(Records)
>> START
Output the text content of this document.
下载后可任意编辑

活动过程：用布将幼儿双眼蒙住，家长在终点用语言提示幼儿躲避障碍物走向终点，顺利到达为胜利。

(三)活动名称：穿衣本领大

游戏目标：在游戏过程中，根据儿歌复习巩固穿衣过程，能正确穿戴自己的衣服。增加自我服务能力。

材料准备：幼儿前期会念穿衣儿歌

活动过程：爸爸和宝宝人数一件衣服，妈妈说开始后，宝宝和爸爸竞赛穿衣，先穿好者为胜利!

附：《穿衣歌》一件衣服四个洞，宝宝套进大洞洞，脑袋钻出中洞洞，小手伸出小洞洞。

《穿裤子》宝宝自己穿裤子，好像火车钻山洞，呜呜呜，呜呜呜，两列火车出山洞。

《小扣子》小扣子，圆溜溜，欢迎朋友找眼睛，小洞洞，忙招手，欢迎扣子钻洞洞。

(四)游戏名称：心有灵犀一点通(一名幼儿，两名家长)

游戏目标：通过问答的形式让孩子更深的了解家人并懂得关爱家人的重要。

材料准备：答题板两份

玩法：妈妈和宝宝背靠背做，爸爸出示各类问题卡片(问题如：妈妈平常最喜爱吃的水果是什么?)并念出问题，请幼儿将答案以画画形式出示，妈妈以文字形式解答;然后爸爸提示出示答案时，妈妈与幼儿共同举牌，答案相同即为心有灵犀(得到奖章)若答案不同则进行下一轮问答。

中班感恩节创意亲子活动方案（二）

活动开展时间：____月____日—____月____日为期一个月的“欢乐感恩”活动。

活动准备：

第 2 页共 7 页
>> END
>> START
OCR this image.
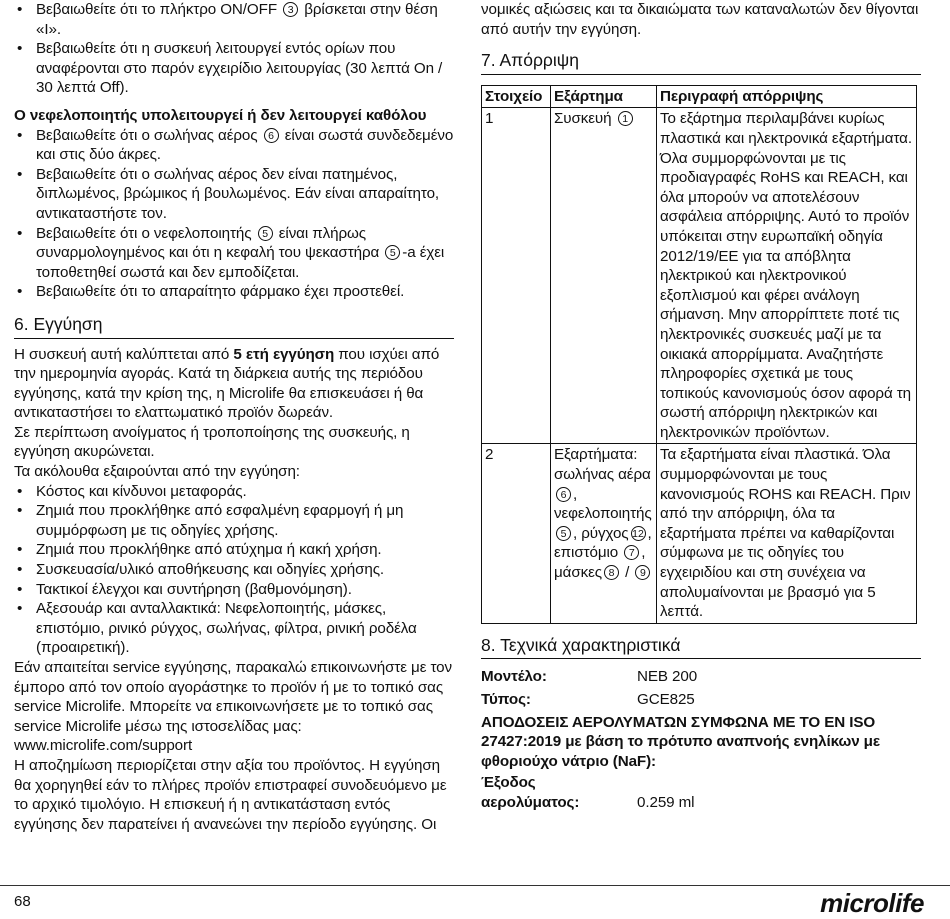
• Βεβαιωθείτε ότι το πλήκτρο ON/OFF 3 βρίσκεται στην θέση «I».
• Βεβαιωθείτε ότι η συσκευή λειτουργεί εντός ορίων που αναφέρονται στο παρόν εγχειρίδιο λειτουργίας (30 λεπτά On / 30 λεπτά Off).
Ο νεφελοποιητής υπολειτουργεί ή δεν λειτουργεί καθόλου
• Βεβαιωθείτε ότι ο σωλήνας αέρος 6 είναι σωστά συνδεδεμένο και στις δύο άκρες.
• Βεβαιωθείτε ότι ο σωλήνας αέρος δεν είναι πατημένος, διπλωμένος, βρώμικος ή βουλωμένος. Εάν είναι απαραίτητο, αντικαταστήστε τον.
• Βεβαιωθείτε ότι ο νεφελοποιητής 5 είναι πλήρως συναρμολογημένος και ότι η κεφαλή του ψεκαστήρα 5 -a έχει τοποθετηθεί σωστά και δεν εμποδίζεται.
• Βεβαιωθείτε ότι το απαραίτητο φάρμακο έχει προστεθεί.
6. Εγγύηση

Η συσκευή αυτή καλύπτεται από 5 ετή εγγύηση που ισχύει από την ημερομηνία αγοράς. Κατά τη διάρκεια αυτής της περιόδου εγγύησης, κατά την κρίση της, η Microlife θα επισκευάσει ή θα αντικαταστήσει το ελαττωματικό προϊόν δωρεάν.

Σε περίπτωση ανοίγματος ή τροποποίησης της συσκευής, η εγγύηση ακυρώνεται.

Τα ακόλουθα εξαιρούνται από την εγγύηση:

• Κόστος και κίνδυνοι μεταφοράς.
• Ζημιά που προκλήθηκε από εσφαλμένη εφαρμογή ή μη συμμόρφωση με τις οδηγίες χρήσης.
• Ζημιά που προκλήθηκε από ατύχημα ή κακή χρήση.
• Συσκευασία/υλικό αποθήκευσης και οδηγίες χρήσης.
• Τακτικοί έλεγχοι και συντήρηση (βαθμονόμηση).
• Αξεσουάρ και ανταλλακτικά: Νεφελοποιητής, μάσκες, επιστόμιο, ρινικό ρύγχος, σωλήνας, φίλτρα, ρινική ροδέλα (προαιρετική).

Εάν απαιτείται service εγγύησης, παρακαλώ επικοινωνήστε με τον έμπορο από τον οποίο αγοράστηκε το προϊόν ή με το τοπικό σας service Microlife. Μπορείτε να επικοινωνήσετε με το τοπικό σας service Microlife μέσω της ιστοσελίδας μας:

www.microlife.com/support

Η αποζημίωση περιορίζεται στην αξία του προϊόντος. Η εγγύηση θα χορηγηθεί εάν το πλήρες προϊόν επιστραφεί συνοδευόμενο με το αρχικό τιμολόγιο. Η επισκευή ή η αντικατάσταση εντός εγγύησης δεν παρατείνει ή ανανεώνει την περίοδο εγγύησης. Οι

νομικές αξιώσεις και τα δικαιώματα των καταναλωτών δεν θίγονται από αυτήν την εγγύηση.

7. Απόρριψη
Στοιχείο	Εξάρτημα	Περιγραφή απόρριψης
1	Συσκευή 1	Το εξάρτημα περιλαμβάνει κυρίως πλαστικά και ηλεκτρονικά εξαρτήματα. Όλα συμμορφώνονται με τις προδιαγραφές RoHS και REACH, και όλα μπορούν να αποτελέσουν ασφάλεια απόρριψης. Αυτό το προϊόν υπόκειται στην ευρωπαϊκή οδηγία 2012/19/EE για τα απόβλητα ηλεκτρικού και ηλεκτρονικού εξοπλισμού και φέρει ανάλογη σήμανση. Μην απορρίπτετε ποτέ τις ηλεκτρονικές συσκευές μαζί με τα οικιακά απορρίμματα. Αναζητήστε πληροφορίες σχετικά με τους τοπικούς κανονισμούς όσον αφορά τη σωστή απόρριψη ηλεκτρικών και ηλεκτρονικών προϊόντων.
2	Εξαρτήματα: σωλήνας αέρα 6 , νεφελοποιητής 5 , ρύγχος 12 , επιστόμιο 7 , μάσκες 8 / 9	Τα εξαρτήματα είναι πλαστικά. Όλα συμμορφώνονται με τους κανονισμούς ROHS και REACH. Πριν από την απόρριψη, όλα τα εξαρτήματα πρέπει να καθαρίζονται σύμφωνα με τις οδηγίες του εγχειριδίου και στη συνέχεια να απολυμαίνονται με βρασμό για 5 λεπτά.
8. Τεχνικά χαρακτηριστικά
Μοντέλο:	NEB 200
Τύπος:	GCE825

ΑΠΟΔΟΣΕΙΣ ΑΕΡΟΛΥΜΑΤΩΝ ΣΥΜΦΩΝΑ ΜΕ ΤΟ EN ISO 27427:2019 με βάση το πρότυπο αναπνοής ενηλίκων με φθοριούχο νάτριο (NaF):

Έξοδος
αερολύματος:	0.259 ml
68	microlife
>> END
PROBLEM DESCRIPTION: Tally the lines in the records above that contain the word "σωλήνας", and give only that number.

SOLUTION FOR THIS EXERCISE: 4